__Challenge__.
Repeat the listing in full, word for word.

————————

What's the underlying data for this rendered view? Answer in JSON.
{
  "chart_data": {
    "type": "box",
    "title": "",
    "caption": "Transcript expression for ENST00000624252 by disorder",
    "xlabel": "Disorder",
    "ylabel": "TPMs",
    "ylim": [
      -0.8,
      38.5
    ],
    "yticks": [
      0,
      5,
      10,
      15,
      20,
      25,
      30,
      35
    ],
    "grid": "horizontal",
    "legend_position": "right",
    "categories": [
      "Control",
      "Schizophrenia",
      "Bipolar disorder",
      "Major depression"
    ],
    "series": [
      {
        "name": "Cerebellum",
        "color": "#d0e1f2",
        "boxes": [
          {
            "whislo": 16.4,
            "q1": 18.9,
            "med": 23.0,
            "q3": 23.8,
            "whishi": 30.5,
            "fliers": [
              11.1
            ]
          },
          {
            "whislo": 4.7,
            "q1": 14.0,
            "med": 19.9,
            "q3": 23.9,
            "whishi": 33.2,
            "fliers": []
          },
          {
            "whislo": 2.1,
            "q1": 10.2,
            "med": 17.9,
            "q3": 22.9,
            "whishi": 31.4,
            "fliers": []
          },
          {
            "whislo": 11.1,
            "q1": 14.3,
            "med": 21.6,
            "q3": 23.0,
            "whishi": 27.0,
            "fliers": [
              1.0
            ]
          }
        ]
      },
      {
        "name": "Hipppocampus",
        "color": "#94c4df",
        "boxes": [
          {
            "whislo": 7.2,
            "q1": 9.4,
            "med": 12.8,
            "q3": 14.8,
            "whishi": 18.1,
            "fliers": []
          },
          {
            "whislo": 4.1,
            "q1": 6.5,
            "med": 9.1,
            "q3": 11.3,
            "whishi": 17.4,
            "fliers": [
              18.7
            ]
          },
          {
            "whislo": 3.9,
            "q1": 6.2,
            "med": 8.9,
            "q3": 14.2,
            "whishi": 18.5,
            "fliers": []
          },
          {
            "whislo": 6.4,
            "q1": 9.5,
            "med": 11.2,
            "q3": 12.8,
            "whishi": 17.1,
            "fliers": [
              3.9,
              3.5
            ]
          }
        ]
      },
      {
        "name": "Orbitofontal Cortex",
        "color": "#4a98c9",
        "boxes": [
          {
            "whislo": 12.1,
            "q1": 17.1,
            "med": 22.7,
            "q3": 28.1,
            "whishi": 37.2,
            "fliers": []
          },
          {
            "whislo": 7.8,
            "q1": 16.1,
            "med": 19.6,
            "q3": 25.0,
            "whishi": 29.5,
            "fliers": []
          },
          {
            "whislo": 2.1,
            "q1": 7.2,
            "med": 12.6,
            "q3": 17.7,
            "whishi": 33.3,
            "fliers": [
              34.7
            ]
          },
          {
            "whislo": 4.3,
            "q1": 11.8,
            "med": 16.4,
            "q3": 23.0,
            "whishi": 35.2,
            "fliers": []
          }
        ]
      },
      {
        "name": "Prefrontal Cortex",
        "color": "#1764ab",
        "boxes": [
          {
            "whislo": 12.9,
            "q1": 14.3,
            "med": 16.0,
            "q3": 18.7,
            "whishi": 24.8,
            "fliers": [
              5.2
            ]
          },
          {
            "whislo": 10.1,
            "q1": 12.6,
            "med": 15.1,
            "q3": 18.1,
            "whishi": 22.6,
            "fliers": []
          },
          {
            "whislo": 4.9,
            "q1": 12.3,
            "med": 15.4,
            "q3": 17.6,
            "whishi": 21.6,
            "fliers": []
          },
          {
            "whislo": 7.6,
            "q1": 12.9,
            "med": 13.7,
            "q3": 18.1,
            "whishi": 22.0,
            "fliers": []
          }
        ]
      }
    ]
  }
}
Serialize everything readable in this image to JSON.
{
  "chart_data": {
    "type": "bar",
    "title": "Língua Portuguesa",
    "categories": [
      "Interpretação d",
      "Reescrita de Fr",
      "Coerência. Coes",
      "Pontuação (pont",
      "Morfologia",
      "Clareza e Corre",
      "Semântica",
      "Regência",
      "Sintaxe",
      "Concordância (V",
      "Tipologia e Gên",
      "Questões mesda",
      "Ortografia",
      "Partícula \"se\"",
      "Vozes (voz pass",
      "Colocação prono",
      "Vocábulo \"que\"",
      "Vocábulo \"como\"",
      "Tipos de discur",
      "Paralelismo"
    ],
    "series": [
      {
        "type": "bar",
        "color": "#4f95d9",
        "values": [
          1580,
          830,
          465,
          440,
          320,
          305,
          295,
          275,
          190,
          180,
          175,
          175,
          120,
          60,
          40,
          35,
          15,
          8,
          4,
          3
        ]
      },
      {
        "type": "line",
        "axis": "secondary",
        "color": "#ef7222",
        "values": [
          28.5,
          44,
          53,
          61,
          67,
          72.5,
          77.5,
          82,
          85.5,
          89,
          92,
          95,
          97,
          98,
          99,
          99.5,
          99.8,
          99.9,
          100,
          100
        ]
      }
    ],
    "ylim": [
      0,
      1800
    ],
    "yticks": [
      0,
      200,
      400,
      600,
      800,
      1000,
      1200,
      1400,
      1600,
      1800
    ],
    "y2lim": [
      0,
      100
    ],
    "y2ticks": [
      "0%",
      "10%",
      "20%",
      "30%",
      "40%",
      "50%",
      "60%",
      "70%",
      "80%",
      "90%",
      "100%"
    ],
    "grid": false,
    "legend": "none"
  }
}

————————

__Result for this exercise__.
What's the underlying data for this rendered view? Answer in JSON.
{
  "chart_data": {
    "type": "box",
    "title": "",
    "caption": "Transcript expression for ENST00000624252 by disorder",
    "xlabel": "Disorder",
    "ylabel": "TPMs",
    "ylim": [
      -0.8,
      38.5
    ],
    "yticks": [
      0,
      5,
      10,
      15,
      20,
      25,
      30,
      35
    ],
    "grid": "horizontal",
    "legend_position": "right",
    "categories": [
      "Control",
      "Schizophrenia",
      "Bipolar disorder",
      "Major depression"
    ],
    "series": [
      {
        "name": "Cerebellum",
        "color": "#d0e1f2",
        "boxes": [
          {
            "whislo": 16.4,
            "q1": 18.9,
            "med": 23.0,
            "q3": 23.8,
            "whishi": 30.5,
            "fliers": [
              11.1
            ]
          },
          {
            "whislo": 4.7,
            "q1": 14.0,
            "med": 19.9,
            "q3": 23.9,
            "whishi": 33.2,
            "fliers": []
          },
          {
            "whislo": 2.1,
            "q1": 10.2,
            "med": 17.9,
            "q3": 22.9,
            "whishi": 31.4,
            "fliers": []
          },
          {
            "whislo": 11.1,
            "q1": 14.3,
            "med": 21.6,
            "q3": 23.0,
            "whishi": 27.0,
            "fliers": [
              1.0
            ]
          }
        ]
      },
      {
        "name": "Hipppocampus",
        "color": "#94c4df",
        "boxes": [
          {
            "whislo": 7.2,
            "q1": 9.4,
            "med": 12.8,
            "q3": 14.8,
            "whishi": 18.1,
            "fliers": []
          },
          {
            "whislo": 4.1,
            "q1": 6.5,
            "med": 9.1,
            "q3": 11.3,
            "whishi": 17.4,
            "fliers": [
              18.7
            ]
          },
          {
            "whislo": 3.9,
            "q1": 6.2,
            "med": 8.9,
            "q3": 14.2,
            "whishi": 18.5,
            "fliers": []
          },
          {
            "whislo": 6.4,
            "q1": 9.5,
            "med": 11.2,
            "q3": 12.8,
            "whishi": 17.1,
            "fliers": [
              3.9,
              3.5
            ]
          }
        ]
      },
      {
        "name": "Orbitofontal Cortex",
        "color": "#4a98c9",
        "boxes": [
          {
            "whislo": 12.1,
            "q1": 17.1,
            "med": 22.7,
            "q3": 28.1,
            "whishi": 37.2,
            "fliers": []
          },
          {
            "whislo": 7.8,
            "q1": 16.1,
            "med": 19.6,
            "q3": 25.0,
            "whishi": 29.5,
            "fliers": []
          },
          {
            "whislo": 2.1,
            "q1": 7.2,
            "med": 12.6,
            "q3": 17.7,
            "whishi": 33.3,
            "fliers": [
              34.7
            ]
          },
          {
            "whislo": 4.3,
            "q1": 11.8,
            "med": 16.4,
            "q3": 23.0,
            "whishi": 35.2,
            "fliers": []
          }
        ]
      },
      {
        "name": "Prefrontal Cortex",
        "color": "#1764ab",
        "boxes": [
          {
            "whislo": 12.9,
            "q1": 14.3,
            "med": 16.0,
            "q3": 18.7,
            "whishi": 24.8,
            "fliers": [
              5.2
            ]
          },
          {
            "whislo": 10.1,
            "q1": 12.6,
            "med": 15.1,
            "q3": 18.1,
            "whishi": 22.6,
            "fliers": []
          },
          {
            "whislo": 4.9,
            "q1": 12.3,
            "med": 15.4,
            "q3": 17.6,
            "whishi": 21.6,
            "fliers": []
          },
          {
            "whislo": 7.6,
            "q1": 12.9,
            "med": 13.7,
            "q3": 18.1,
            "whishi": 22.0,
            "fliers": []
          }
        ]
      }
    ]
  }
}
Serialize everything readable in this image to JSON.
{
  "chart_data": {
    "type": "bar",
    "title": "Língua Portuguesa",
    "categories": [
      "Interpretação d",
      "Reescrita de Fr",
      "Coerência. Coes",
      "Pontuação (pont",
      "Morfologia",
      "Clareza e Corre",
      "Semântica",
      "Regência",
      "Sintaxe",
      "Concordância (V",
      "Tipologia e Gên",
      "Questões mesda",
      "Ortografia",
      "Partícula \"se\"",
      "Vozes (voz pass",
      "Colocação prono",
      "Vocábulo \"que\"",
      "Vocábulo \"como\"",
      "Tipos de discur",
      "Paralelismo"
    ],
    "series": [
      {
        "type": "bar",
        "color": "#4f95d9",
        "values": [
          1580,
          830,
          465,
          440,
          320,
          305,
          295,
          275,
          190,
          180,
          175,
          175,
          120,
          60,
          40,
          35,
          15,
          8,
          4,
          3
        ]
      },
      {
        "type": "line",
        "axis": "secondary",
        "color": "#ef7222",
        "values": [
          28.5,
          44,
          53,
          61,
          67,
          72.5,
          77.5,
          82,
          85.5,
          89,
          92,
          95,
          97,
          98,
          99,
          99.5,
          99.8,
          99.9,
          100,
          100
        ]
      }
    ],
    "ylim": [
      0,
      1800
    ],
    "yticks": [
      0,
      200,
      400,
      600,
      800,
      1000,
      1200,
      1400,
      1600,
      1800
    ],
    "y2lim": [
      0,
      100
    ],
    "y2ticks": [
      "0%",
      "10%",
      "20%",
      "30%",
      "40%",
      "50%",
      "60%",
      "70%",
      "80%",
      "90%",
      "100%"
    ],
    "grid": false,
    "legend": "none"
  }
}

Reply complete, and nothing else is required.